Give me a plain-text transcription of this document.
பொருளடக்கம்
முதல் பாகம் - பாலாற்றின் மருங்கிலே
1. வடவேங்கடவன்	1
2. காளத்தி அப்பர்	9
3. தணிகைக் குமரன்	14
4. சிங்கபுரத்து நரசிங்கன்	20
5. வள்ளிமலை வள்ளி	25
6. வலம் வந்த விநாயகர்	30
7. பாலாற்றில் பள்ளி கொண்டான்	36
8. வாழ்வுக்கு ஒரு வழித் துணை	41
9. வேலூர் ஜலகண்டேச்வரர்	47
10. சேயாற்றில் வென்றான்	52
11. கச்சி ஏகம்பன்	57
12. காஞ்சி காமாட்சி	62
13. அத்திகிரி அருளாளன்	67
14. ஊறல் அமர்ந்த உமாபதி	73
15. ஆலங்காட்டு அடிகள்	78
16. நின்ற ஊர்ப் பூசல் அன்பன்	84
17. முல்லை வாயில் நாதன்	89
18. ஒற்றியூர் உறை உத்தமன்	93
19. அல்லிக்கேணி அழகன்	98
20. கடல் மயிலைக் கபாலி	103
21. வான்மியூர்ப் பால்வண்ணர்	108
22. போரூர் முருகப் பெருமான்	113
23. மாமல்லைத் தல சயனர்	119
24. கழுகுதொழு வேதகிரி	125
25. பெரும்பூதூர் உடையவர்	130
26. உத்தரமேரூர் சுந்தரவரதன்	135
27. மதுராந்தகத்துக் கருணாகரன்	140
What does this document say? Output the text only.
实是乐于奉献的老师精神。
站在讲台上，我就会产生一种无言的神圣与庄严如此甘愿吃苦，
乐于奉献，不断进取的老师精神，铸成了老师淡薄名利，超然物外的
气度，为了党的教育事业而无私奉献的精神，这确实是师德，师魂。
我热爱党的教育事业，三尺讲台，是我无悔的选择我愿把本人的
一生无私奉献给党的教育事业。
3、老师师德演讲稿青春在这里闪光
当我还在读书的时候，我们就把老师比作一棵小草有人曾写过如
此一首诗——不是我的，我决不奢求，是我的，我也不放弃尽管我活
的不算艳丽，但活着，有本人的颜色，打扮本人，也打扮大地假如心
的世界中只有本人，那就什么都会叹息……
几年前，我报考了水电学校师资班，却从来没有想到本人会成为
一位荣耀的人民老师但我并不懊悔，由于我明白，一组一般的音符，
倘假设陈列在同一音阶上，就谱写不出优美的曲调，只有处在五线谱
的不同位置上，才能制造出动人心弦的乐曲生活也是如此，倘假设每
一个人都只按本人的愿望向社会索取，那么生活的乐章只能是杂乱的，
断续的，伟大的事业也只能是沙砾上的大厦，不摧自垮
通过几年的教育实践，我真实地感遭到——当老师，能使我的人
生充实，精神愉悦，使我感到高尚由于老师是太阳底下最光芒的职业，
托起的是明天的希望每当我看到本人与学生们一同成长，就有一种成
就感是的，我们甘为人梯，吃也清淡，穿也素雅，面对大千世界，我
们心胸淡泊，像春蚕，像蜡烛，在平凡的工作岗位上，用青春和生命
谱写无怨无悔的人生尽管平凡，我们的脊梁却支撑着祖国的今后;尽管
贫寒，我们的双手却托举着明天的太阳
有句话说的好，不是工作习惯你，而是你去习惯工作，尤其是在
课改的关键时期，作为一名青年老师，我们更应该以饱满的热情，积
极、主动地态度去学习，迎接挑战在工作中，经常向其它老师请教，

• • • • • • •

**To be done**.
Say how many lines of the data include the word "this". Respond with the number alone.

**Exercise result**.
2